> Collected data:
>>

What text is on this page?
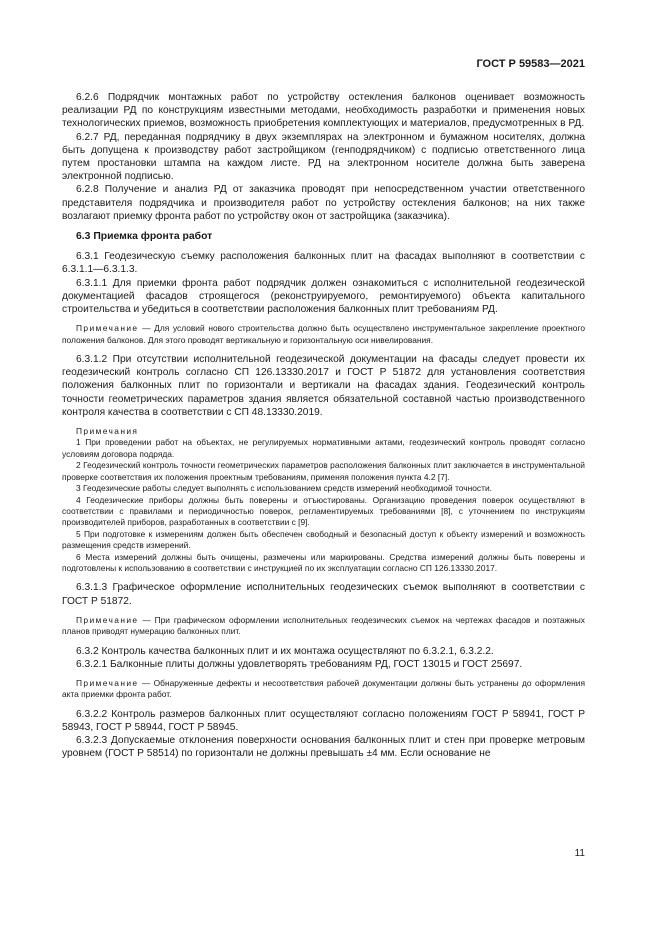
ГОСТ Р 59583—2021

6.2.6 Подрядчик монтажных работ по устройству остекления балконов оценивает возможность реализации РД по конструкциям известными методами, необходимость разработки и применения новых технологических приемов, возможность приобретения комплектующих и материалов, предусмотренных в РД.

6.2.7 РД, переданная подрядчику в двух экземплярах на электронном и бумажном носителях, должна быть допущена к производству работ застройщиком (генподрядчиком) с подписью ответственного лица путем простановки штампа на каждом листе. РД на электронном носителе должна быть заверена электронной подписью.

6.2.8 Получение и анализ РД от заказчика проводят при непосредственном участии ответственного представителя подрядчика и производителя работ по устройству остекления балконов; на них также возлагают приемку фронта работ по устройству окон от застройщика (заказчика).

6.3 Приемка фронта работ

6.3.1 Геодезическую съемку расположения балконных плит на фасадах выполняют в соответствии с 6.3.1.1—6.3.1.3.

6.3.1.1 Для приемки фронта работ подрядчик должен ознакомиться с исполнительной геодезической документацией фасадов строящегося (реконструируемого, ремонтируемого) объекта капитального строительства и убедиться в соответствии расположения балконных плит требованиям РД.

Примечание — Для условий нового строительства должно быть осуществлено инструментальное закрепление проектного положения балконов. Для этого проводят вертикальную и горизонтальную оси нивелирования.

6.3.1.2 При отсутствии исполнительной геодезической документации на фасады следует провести их геодезический контроль согласно СП 126.13330.2017 и ГОСТ Р 51872 для установления соответствия положения балконных плит по горизонтали и вертикали на фасадах здания. Геодезический контроль точности геометрических параметров здания является обязательной составной частью производственного контроля качества в соответствии с СП 48.13330.2019.

Примечания

1 При проведении работ на объектах, не регулируемых нормативными актами, геодезический контроль проводят согласно условиям договора подряда.

2 Геодезический контроль точности геометрических параметров расположения балконных плит заключается в инструментальной проверке соответствия их положения проектным требованиям, применяя положения пункта 4.2 [7].

3 Геодезические работы следует выполнять с использованием средств измерений необходимой точности.

4 Геодезические приборы должны быть поверены и отъюстированы. Организацию проведения поверок осуществляют в соответствии с правилами и периодичностью поверок, регламентируемых требованиями [8], с уточнением по инструкциям производителей приборов, разработанных в соответствии с [9].

5 При подготовке к измерениям должен быть обеспечен свободный и безопасный доступ к объекту измерений и возможность размещения средств измерений.

6 Места измерений должны быть очищены, размечены или маркированы. Средства измерений должны быть поверены и подготовлены к использованию в соответствии с инструкцией по их эксплуатации согласно СП 126.13330.2017.

6.3.1.3 Графическое оформление исполнительных геодезических съемок выполняют в соответствии с ГОСТ Р 51872.

Примечание — При графическом оформлении исполнительных геодезических съемок на чертежах фасадов и поэтажных планов приводят нумерацию балконных плит.

6.3.2 Контроль качества балконных плит и их монтажа осуществляют по 6.3.2.1, 6.3.2.2.

6.3.2.1 Балконные плиты должны удовлетворять требованиям РД, ГОСТ 13015 и ГОСТ 25697.

Примечание — Обнаруженные дефекты и несоответствия рабочей документации должны быть устранены до оформления акта приемки фронта работ.

6.3.2.2 Контроль размеров балконных плит осуществляют согласно положениям ГОСТ Р 58941, ГОСТ Р 58943, ГОСТ Р 58944, ГОСТ Р 58945.

6.3.2.3 Допускаемые отклонения поверхности основания балконных плит и стен при проверке метровым уровнем (ГОСТ Р 58514) по горизонтали не должны превышать ±4 мм. Если основание не

11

<<

> Required work: Omit pictures; set down the rest of the material word for word.

> Exercise answer:
What text is on this page?
ГОСТ Р 59583—2021

6.2.6 Подрядчик монтажных работ по устройству остекления балконов оценивает возможность реализации РД по конструкциям известными методами, необходимость разработки и применения новых технологических приемов, возможность приобретения комплектующих и материалов, предусмотренных в РД.

6.2.7 РД, переданная подрядчику в двух экземплярах на электронном и бумажном носителях, должна быть допущена к производству работ застройщиком (генподрядчиком) с подписью ответственного лица путем простановки штампа на каждом листе. РД на электронном носителе должна быть заверена электронной подписью.

6.2.8 Получение и анализ РД от заказчика проводят при непосредственном участии ответственного представителя подрядчика и производителя работ по устройству остекления балконов; на них также возлагают приемку фронта работ по устройству окон от застройщика (заказчика).

6.3 Приемка фронта работ

6.3.1 Геодезическую съемку расположения балконных плит на фасадах выполняют в соответствии с 6.3.1.1—6.3.1.3.

6.3.1.1 Для приемки фронта работ подрядчик должен ознакомиться с исполнительной геодезической документацией фасадов строящегося (реконструируемого, ремонтируемого) объекта капитального строительства и убедиться в соответствии расположения балконных плит требованиям РД.

Примечание — Для условий нового строительства должно быть осуществлено инструментальное закрепление проектного положения балконов. Для этого проводят вертикальную и горизонтальную оси нивелирования.

6.3.1.2 При отсутствии исполнительной геодезической документации на фасады следует провести их геодезический контроль согласно СП 126.13330.2017 и ГОСТ Р 51872 для установления соответствия положения балконных плит по горизонтали и вертикали на фасадах здания. Геодезический контроль точности геометрических параметров здания является обязательной составной частью производственного контроля качества в соответствии с СП 48.13330.2019.

Примечания

1 При проведении работ на объектах, не регулируемых нормативными актами, геодезический контроль проводят согласно условиям договора подряда.

2 Геодезический контроль точности геометрических параметров расположения балконных плит заключается в инструментальной проверке соответствия их положения проектным требованиям, применяя положения пункта 4.2 [7].

3 Геодезические работы следует выполнять с использованием средств измерений необходимой точности.

4 Геодезические приборы должны быть поверены и отъюстированы. Организацию проведения поверок осуществляют в соответствии с правилами и периодичностью поверок, регламентируемых требованиями [8], с уточнением по инструкциям производителей приборов, разработанных в соответствии с [9].

5 При подготовке к измерениям должен быть обеспечен свободный и безопасный доступ к объекту измерений и возможность размещения средств измерений.

6 Места измерений должны быть очищены, размечены или маркированы. Средства измерений должны быть поверены и подготовлены к использованию в соответствии с инструкцией по их эксплуатации согласно СП 126.13330.2017.

6.3.1.3 Графическое оформление исполнительных геодезических съемок выполняют в соответствии с ГОСТ Р 51872.

Примечание — При графическом оформлении исполнительных геодезических съемок на чертежах фасадов и поэтажных планов приводят нумерацию балконных плит.

6.3.2 Контроль качества балконных плит и их монтажа осуществляют по 6.3.2.1, 6.3.2.2.

6.3.2.1 Балконные плиты должны удовлетворять требованиям РД, ГОСТ 13015 и ГОСТ 25697.

Примечание — Обнаруженные дефекты и несоответствия рабочей документации должны быть устранены до оформления акта приемки фронта работ.

6.3.2.2 Контроль размеров балконных плит осуществляют согласно положениям ГОСТ Р 58941, ГОСТ Р 58943, ГОСТ Р 58944, ГОСТ Р 58945.

6.3.2.3 Допускаемые отклонения поверхности основания балконных плит и стен при проверке метровым уровнем (ГОСТ Р 58514) по горизонтали не должны превышать ±4 мм. Если основание не

11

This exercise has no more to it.